Search the data for the string "price" and extract every line where it appears.
--- Data to process ---
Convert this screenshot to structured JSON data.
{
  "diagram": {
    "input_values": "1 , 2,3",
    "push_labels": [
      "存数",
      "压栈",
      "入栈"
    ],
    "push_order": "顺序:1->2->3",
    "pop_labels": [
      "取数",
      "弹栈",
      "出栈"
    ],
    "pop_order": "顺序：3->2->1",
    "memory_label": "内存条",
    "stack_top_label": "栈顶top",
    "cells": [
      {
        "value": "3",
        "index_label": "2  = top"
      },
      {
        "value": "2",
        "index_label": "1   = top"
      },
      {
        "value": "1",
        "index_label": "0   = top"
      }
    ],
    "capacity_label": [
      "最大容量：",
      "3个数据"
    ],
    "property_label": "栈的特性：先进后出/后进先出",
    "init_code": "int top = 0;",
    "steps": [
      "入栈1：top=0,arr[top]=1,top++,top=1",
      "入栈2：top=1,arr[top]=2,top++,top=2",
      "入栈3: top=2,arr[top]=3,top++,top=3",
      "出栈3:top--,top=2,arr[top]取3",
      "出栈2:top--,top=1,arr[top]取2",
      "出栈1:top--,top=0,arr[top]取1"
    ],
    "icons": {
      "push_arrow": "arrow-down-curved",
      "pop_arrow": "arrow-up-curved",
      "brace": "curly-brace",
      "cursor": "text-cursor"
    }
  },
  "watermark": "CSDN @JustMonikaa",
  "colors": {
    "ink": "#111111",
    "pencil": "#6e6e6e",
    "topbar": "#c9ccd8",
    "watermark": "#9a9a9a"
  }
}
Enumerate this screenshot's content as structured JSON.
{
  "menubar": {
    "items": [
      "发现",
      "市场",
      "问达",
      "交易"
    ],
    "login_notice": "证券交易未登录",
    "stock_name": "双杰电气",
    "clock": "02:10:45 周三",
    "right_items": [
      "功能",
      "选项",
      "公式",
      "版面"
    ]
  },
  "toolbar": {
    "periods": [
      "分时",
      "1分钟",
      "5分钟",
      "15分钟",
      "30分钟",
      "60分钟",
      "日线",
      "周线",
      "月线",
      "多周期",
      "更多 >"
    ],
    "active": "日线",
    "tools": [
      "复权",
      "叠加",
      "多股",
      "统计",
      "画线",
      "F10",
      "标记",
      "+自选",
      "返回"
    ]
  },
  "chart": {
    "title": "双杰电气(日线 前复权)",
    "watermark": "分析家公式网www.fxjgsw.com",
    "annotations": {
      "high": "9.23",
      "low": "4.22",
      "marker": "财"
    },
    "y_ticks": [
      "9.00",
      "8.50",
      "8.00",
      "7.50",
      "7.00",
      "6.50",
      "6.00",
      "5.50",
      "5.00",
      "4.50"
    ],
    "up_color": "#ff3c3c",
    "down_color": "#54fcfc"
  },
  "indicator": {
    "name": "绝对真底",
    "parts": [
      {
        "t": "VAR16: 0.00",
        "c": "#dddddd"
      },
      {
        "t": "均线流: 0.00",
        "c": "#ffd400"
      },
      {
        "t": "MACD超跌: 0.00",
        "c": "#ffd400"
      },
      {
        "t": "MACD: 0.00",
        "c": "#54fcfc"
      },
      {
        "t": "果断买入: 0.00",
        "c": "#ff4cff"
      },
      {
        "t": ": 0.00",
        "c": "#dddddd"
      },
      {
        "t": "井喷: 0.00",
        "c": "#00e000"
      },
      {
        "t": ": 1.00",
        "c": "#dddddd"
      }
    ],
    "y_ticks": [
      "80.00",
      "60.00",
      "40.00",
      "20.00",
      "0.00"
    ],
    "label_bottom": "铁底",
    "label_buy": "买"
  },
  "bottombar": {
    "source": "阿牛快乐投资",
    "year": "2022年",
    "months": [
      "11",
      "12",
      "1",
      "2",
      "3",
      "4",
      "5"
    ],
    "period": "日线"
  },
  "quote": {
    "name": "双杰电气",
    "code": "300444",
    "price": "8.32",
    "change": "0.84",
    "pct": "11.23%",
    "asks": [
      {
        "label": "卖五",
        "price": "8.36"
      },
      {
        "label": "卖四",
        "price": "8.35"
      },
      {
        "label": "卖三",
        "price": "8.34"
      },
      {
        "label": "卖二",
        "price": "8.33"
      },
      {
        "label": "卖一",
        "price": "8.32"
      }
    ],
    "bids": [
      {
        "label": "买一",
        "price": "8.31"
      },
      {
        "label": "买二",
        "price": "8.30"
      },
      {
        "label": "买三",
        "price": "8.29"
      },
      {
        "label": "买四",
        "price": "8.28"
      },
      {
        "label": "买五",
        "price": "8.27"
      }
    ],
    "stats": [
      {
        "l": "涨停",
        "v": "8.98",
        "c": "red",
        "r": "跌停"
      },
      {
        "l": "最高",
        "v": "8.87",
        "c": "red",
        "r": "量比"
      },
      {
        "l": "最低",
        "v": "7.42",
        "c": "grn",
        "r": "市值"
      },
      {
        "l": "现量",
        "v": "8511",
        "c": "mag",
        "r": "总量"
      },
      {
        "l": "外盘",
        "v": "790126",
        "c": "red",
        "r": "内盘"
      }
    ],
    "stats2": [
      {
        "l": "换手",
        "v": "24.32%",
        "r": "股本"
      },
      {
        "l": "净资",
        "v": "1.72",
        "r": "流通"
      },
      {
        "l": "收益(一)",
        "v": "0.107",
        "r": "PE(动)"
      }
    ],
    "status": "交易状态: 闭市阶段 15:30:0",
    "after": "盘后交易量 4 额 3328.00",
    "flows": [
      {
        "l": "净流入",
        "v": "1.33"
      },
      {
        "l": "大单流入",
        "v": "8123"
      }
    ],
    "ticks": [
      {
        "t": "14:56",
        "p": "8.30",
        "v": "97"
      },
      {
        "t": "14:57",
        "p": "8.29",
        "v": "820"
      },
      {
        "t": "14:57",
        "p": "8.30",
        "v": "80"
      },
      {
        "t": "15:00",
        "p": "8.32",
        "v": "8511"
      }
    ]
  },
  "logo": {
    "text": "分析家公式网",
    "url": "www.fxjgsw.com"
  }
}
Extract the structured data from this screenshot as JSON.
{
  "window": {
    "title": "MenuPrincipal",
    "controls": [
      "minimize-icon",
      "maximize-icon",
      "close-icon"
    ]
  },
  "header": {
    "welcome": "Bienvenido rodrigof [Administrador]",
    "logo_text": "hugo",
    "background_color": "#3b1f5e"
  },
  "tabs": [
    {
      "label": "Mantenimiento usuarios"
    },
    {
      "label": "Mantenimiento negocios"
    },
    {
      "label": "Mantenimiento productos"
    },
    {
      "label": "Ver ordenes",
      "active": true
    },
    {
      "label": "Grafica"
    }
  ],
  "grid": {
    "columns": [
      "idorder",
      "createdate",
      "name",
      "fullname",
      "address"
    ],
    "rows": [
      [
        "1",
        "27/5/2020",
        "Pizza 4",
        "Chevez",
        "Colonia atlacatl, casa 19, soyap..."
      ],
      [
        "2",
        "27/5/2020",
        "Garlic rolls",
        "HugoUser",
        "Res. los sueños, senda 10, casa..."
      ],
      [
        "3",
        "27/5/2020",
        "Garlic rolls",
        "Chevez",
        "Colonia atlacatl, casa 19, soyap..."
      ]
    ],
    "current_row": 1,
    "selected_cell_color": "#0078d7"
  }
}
---
## Output of the task:
    "price": "8.32",
        "price": "8.36"
        "price": "8.35"
        "price": "8.34"
        "price": "8.33"
        "price": "8.32"
        "price": "8.31"
        "price": "8.30"
        "price": "8.29"
        "price": "8.28"
        "price": "8.27"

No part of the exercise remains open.